» TASK PROMPT: Return every line of the material exactly.

════════════════════

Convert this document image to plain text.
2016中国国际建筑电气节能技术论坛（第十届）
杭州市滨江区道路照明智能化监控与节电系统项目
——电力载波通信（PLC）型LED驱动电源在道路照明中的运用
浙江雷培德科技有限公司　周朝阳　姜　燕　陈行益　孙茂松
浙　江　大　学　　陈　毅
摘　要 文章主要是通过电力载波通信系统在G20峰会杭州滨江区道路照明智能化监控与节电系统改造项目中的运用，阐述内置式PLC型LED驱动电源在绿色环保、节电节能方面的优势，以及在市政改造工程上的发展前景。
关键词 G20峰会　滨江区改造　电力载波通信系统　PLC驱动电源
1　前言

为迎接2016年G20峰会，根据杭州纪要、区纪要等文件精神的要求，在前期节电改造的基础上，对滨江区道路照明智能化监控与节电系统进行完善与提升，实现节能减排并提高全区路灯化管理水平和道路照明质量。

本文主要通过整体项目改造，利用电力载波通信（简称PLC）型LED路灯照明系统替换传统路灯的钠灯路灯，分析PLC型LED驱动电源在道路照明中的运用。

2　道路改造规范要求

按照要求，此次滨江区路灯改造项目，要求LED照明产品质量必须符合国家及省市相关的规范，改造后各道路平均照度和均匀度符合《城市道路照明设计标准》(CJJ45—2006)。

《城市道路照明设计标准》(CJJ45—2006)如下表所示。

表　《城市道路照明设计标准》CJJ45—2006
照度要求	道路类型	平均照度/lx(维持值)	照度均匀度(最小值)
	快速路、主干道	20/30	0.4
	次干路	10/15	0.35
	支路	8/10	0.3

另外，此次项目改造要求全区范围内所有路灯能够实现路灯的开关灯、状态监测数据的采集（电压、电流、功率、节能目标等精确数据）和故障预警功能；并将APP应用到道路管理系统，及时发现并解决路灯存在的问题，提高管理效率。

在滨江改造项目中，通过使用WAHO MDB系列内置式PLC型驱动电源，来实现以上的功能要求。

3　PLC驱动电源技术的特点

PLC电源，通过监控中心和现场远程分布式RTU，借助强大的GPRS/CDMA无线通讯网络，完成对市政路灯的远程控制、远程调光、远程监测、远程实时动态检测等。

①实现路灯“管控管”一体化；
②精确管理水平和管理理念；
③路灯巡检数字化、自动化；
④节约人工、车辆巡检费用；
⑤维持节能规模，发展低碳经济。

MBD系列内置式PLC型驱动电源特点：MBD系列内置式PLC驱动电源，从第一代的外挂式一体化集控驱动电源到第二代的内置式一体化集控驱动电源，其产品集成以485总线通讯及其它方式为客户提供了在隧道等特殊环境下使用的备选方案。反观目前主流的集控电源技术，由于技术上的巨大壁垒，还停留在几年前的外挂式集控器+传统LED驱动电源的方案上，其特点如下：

════════════════════

» EXERCISE ANSWER:
Convert this document image to plain text.
2016中国国际建筑电气节能技术论坛（第十届）
杭州市滨江区道路照明智能化监控与节电系统项目
——电力载波通信（PLC）型LED驱动电源在道路照明中的运用
浙江雷培德科技有限公司　周朝阳　姜　燕　陈行益　孙茂松
浙　江　大　学　　陈　毅
摘　要 文章主要是通过电力载波通信系统在G20峰会杭州滨江区道路照明智能化监控与节电系统改造项目中的运用，阐述内置式PLC型LED驱动电源在绿色环保、节电节能方面的优势，以及在市政改造工程上的发展前景。
关键词 G20峰会　滨江区改造　电力载波通信系统　PLC驱动电源
1　前言

为迎接2016年G20峰会，根据杭州纪要、区纪要等文件精神的要求，在前期节电改造的基础上，对滨江区道路照明智能化监控与节电系统进行完善与提升，实现节能减排并提高全区路灯化管理水平和道路照明质量。

本文主要通过整体项目改造，利用电力载波通信（简称PLC）型LED路灯照明系统替换传统路灯的钠灯路灯，分析PLC型LED驱动电源在道路照明中的运用。

2　道路改造规范要求

按照要求，此次滨江区路灯改造项目，要求LED照明产品质量必须符合国家及省市相关的规范，改造后各道路平均照度和均匀度符合《城市道路照明设计标准》(CJJ45—2006)。

《城市道路照明设计标准》(CJJ45—2006)如下表所示。

表　《城市道路照明设计标准》CJJ45—2006
照度要求	道路类型	平均照度/lx(维持值)	照度均匀度(最小值)
	快速路、主干道	20/30	0.4
	次干路	10/15	0.35
	支路	8/10	0.3

另外，此次项目改造要求全区范围内所有路灯能够实现路灯的开关灯、状态监测数据的采集（电压、电流、功率、节能目标等精确数据）和故障预警功能；并将APP应用到道路管理系统，及时发现并解决路灯存在的问题，提高管理效率。

在滨江改造项目中，通过使用WAHO MDB系列内置式PLC型驱动电源，来实现以上的功能要求。

3　PLC驱动电源技术的特点

PLC电源，通过监控中心和现场远程分布式RTU，借助强大的GPRS/CDMA无线通讯网络，完成对市政路灯的远程控制、远程调光、远程监测、远程实时动态检测等。

①实现路灯“管控管”一体化；
②精确管理水平和管理理念；
③路灯巡检数字化、自动化；
④节约人工、车辆巡检费用；
⑤维持节能规模，发展低碳经济。

MBD系列内置式PLC型驱动电源特点：MBD系列内置式PLC驱动电源，从第一代的外挂式一体化集控驱动电源到第二代的内置式一体化集控驱动电源，其产品集成以485总线通讯及其它方式为客户提供了在隧道等特殊环境下使用的备选方案。反观目前主流的集控电源技术，由于技术上的巨大壁垒，还停留在几年前的外挂式集控器+传统LED驱动电源的方案上，其特点如下：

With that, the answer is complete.